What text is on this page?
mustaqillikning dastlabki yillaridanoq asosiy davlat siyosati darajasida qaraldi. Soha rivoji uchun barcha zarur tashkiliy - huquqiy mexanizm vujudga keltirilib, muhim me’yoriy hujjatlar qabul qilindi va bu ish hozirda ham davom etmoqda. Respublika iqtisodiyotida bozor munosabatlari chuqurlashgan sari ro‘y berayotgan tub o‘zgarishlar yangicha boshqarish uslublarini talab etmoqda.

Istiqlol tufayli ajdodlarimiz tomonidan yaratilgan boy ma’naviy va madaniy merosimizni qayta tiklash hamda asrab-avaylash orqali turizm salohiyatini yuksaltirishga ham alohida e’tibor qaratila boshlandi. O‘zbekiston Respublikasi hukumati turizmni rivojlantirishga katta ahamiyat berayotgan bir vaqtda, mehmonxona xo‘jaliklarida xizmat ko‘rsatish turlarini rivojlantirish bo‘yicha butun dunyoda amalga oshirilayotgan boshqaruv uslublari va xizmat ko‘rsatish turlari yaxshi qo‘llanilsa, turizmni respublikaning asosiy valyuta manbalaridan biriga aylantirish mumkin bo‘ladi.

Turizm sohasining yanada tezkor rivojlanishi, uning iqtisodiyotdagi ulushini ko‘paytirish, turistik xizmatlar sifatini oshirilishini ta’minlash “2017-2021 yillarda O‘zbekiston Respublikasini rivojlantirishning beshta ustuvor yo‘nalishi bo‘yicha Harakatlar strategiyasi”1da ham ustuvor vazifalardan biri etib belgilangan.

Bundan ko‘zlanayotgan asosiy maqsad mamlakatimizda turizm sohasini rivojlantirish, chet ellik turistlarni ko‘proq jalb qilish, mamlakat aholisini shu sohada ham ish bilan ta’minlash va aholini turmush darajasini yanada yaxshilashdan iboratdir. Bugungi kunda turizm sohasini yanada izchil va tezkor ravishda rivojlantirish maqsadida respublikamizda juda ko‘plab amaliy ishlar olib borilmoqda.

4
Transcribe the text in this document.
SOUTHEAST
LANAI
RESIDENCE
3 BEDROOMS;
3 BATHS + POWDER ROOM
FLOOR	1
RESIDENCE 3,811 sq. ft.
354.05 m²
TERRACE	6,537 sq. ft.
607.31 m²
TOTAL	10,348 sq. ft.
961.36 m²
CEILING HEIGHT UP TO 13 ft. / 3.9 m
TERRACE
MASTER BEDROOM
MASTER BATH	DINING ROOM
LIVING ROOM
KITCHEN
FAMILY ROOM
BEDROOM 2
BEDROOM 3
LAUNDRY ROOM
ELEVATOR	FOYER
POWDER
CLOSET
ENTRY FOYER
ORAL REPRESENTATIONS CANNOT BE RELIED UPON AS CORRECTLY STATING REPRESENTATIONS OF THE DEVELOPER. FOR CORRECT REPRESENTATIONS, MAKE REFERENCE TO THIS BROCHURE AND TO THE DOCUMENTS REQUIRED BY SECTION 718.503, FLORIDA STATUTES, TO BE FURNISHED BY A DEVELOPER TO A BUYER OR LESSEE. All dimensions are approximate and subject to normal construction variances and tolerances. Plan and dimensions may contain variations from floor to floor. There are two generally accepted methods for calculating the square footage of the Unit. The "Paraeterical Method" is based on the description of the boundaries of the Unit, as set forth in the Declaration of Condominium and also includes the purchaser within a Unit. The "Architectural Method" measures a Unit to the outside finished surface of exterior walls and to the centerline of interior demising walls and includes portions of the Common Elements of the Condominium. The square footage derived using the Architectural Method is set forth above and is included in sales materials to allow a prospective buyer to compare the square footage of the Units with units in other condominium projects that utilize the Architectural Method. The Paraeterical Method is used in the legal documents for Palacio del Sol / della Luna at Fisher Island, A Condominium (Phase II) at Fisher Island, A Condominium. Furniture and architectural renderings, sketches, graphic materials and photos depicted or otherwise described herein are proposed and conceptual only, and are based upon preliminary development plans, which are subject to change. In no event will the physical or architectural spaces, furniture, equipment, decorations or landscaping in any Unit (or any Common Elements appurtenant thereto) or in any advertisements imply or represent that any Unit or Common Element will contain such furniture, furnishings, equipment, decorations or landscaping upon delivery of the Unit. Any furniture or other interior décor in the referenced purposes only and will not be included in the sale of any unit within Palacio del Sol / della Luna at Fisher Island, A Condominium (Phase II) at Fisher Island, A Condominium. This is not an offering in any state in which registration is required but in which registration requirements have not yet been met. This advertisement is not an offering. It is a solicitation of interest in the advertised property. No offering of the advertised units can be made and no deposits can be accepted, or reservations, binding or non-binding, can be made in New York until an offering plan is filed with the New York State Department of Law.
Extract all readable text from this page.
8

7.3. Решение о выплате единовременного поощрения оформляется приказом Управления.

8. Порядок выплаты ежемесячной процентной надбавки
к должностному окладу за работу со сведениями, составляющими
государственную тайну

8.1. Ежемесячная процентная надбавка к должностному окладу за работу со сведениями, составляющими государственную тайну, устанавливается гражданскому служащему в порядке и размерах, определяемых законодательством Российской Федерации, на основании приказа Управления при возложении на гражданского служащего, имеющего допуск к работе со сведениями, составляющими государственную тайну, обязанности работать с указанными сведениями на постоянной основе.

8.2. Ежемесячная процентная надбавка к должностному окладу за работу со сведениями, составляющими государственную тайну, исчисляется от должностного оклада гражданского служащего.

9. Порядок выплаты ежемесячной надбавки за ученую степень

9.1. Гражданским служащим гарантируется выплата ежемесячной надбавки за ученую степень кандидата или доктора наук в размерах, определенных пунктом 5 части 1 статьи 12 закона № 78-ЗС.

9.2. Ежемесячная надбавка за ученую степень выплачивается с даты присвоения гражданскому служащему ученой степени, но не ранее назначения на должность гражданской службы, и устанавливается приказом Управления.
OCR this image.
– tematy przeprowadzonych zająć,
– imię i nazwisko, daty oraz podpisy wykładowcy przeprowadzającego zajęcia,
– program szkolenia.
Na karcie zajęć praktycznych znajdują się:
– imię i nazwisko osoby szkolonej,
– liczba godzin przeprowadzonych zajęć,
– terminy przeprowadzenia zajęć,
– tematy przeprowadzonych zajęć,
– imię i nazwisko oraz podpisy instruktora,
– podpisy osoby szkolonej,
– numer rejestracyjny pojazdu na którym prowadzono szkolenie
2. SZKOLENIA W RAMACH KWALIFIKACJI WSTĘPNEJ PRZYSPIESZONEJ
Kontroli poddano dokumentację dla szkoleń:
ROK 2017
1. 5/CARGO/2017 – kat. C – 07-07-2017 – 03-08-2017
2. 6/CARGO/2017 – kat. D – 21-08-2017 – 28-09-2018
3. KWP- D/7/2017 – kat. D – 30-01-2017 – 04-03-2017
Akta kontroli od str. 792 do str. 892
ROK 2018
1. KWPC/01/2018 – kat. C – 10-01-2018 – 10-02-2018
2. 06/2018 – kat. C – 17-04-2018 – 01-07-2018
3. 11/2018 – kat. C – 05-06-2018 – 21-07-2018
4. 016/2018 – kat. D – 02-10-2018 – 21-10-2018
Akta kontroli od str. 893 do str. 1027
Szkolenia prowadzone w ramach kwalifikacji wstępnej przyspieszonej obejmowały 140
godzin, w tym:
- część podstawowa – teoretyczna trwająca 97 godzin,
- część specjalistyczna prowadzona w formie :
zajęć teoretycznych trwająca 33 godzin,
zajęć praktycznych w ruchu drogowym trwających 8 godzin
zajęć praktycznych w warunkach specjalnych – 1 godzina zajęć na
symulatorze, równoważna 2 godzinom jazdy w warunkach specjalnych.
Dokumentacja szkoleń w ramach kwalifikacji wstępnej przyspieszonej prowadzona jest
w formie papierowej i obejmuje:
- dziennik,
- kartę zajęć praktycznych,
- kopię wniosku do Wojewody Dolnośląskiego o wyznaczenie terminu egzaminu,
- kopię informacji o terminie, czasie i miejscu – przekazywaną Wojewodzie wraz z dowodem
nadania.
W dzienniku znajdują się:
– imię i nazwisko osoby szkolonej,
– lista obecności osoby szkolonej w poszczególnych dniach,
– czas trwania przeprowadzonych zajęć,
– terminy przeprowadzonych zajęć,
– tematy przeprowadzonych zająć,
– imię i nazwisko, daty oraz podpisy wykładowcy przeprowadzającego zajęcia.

────────────────────

**Instructions to follow**: Take every line containing the word "должностному" and copy it.

**Task solution**:
к должностному окладу за работу со сведениями, составляющими
8.1. Ежемесячная процентная надбавка к должностному окладу за работу со сведениями, составляющими государственную тайну, устанавливается гражданскому служащему в порядке и размерах, определяемых законодательством Российской Федерации, на основании приказа Управления при возложении на гражданского служащего, имеющего допуск к работе со сведениями, составляющими государственную тайну, обязанности работать с указанными сведениями на постоянной основе.
8.2. Ежемесячная процентная надбавка к должностному окладу за работу со сведениями, составляющими государственную тайну, исчисляется от должностного оклада гражданского служащего.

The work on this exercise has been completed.